■ Written instruction
Find every line below that contains the string "header" and copy each one in full.

__________________________________________________

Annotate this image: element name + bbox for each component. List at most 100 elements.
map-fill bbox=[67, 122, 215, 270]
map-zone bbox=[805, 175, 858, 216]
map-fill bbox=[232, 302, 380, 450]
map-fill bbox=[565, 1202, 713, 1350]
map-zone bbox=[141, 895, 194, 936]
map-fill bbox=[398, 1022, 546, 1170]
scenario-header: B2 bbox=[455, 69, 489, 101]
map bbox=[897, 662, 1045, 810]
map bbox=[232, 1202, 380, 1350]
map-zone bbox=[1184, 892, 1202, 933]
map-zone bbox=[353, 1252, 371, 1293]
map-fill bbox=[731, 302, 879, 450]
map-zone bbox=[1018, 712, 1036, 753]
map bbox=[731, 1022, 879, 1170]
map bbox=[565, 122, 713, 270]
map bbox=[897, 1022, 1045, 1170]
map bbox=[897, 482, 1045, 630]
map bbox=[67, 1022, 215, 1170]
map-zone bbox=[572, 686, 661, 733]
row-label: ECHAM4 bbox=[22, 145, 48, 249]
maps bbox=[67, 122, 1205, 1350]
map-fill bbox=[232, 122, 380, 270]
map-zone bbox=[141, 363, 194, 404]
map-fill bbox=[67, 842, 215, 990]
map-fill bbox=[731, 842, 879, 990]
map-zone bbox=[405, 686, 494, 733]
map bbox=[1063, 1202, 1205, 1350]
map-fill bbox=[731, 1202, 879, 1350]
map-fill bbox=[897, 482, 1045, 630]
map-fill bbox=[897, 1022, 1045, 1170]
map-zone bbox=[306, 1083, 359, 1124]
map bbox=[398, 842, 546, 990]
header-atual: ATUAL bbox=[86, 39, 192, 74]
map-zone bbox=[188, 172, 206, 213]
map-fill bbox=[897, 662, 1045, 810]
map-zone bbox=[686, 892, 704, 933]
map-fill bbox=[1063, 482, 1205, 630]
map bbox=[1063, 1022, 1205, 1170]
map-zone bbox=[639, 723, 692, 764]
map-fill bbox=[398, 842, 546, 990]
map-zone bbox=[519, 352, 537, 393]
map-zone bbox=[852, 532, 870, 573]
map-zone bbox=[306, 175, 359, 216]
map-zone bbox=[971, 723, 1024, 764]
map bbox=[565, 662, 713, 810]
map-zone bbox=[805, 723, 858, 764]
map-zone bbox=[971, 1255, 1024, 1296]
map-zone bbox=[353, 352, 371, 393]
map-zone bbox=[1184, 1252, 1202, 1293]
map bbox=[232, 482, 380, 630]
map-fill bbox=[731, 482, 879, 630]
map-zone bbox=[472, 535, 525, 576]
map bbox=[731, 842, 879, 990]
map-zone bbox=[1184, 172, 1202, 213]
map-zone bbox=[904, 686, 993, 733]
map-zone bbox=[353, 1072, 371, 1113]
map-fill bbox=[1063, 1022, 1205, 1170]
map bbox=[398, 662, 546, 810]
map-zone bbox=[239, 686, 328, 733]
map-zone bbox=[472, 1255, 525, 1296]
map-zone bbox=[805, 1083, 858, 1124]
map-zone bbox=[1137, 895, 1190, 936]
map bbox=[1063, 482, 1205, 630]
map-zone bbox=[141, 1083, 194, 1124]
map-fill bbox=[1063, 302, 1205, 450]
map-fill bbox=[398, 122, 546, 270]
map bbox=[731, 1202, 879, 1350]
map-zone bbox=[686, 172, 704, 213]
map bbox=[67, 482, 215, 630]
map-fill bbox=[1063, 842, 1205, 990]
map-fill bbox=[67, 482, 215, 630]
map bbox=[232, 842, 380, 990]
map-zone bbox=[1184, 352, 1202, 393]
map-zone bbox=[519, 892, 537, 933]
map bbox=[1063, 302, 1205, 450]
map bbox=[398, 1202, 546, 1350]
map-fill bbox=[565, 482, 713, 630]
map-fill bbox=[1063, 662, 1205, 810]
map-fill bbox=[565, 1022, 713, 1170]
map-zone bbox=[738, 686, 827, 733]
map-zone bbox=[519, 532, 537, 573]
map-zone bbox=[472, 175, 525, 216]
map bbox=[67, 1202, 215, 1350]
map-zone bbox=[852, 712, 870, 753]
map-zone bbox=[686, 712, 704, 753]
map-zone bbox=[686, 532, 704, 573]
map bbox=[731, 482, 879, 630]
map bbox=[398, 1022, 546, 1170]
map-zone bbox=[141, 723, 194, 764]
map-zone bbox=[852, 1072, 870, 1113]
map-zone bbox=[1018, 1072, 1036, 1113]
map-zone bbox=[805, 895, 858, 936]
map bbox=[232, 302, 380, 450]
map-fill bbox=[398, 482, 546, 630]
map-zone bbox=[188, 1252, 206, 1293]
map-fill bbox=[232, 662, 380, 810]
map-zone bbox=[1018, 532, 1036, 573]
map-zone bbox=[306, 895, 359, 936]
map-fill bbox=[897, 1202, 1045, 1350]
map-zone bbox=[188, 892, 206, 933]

__________________________________________________

■ The answer
scenario-header: B2 bbox=[455, 69, 489, 101]
header-atual: ATUAL bbox=[86, 39, 192, 74]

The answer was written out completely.